Extracted data entries:

# # # # #

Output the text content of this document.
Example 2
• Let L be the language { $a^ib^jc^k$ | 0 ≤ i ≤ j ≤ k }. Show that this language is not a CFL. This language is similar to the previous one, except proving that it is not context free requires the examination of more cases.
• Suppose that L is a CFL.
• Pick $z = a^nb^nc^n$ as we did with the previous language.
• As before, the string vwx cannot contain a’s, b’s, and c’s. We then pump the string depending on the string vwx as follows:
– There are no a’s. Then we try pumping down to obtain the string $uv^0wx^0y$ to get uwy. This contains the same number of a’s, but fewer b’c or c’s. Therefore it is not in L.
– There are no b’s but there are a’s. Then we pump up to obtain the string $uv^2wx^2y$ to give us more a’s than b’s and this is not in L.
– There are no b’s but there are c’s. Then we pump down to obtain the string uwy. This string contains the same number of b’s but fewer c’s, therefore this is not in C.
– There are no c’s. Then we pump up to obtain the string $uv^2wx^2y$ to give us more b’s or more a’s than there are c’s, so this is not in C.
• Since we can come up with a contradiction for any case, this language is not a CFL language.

# # # # #

[Problem description]
Write down the full listing again, exactly.

[Task output]
Output the text content of this document.
Example 2
• Let L be the language { $a^ib^jc^k$ | 0 ≤ i ≤ j ≤ k }. Show that this language is not a CFL. This language is similar to the previous one, except proving that it is not context free requires the examination of more cases.
• Suppose that L is a CFL.
• Pick $z = a^nb^nc^n$ as we did with the previous language.
• As before, the string vwx cannot contain a’s, b’s, and c’s. We then pump the string depending on the string vwx as follows:
– There are no a’s. Then we try pumping down to obtain the string $uv^0wx^0y$ to get uwy. This contains the same number of a’s, but fewer b’c or c’s. Therefore it is not in L.
– There are no b’s but there are a’s. Then we pump up to obtain the string $uv^2wx^2y$ to give us more a’s than b’s and this is not in L.
– There are no b’s but there are c’s. Then we pump down to obtain the string uwy. This string contains the same number of b’s but fewer c’s, therefore this is not in C.
– There are no c’s. Then we pump up to obtain the string $uv^2wx^2y$ to give us more b’s or more a’s than there are c’s, so this is not in C.
• Since we can come up with a contradiction for any case, this language is not a CFL language.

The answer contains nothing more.